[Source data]
══════════
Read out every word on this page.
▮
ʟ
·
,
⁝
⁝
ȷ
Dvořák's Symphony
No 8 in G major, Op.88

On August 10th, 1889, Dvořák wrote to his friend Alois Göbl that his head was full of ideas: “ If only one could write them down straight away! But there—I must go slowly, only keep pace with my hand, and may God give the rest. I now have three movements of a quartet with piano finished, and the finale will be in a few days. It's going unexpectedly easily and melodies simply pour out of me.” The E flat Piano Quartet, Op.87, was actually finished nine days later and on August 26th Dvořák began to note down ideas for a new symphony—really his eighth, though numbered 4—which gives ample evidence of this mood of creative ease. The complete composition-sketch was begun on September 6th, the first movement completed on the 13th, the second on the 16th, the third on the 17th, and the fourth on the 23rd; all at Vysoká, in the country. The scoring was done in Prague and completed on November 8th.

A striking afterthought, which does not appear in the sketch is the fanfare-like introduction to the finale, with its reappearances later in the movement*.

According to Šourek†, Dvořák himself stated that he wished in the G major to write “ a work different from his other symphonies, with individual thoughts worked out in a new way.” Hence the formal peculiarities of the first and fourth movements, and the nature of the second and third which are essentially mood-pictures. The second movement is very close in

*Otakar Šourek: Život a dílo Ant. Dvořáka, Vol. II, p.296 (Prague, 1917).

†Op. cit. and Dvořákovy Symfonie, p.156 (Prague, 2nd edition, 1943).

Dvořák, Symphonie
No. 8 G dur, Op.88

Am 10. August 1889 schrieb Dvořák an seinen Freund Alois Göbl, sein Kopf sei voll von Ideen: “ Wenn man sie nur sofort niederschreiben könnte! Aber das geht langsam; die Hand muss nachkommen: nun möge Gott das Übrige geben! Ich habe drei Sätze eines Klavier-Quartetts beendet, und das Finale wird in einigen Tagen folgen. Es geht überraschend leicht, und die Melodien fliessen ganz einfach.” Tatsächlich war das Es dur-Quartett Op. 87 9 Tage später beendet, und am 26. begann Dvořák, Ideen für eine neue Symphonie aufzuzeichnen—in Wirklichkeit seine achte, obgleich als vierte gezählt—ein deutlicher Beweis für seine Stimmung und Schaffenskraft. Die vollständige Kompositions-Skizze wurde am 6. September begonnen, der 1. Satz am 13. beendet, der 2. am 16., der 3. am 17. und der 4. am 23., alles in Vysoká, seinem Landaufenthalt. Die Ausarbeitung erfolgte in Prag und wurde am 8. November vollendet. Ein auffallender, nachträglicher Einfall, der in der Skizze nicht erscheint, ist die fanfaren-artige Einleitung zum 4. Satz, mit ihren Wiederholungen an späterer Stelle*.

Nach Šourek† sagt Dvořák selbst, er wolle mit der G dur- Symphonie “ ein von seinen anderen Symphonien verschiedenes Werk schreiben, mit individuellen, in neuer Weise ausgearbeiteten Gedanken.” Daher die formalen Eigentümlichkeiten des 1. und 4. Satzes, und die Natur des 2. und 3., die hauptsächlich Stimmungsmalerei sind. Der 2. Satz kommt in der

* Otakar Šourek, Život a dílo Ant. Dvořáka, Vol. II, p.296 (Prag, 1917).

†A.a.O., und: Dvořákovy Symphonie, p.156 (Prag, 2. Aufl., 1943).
══════════
◆ The request
Scan the entries above. Copy each line that has the string "dílo".

◆ Correct result
*Otakar Šourek: Život a dílo Ant. Dvořáka, Vol. II, p.296 (Prague, 1917).
* Otakar Šourek, Život a dílo Ant. Dvořáka, Vol. II, p.296 (Prag, 1917).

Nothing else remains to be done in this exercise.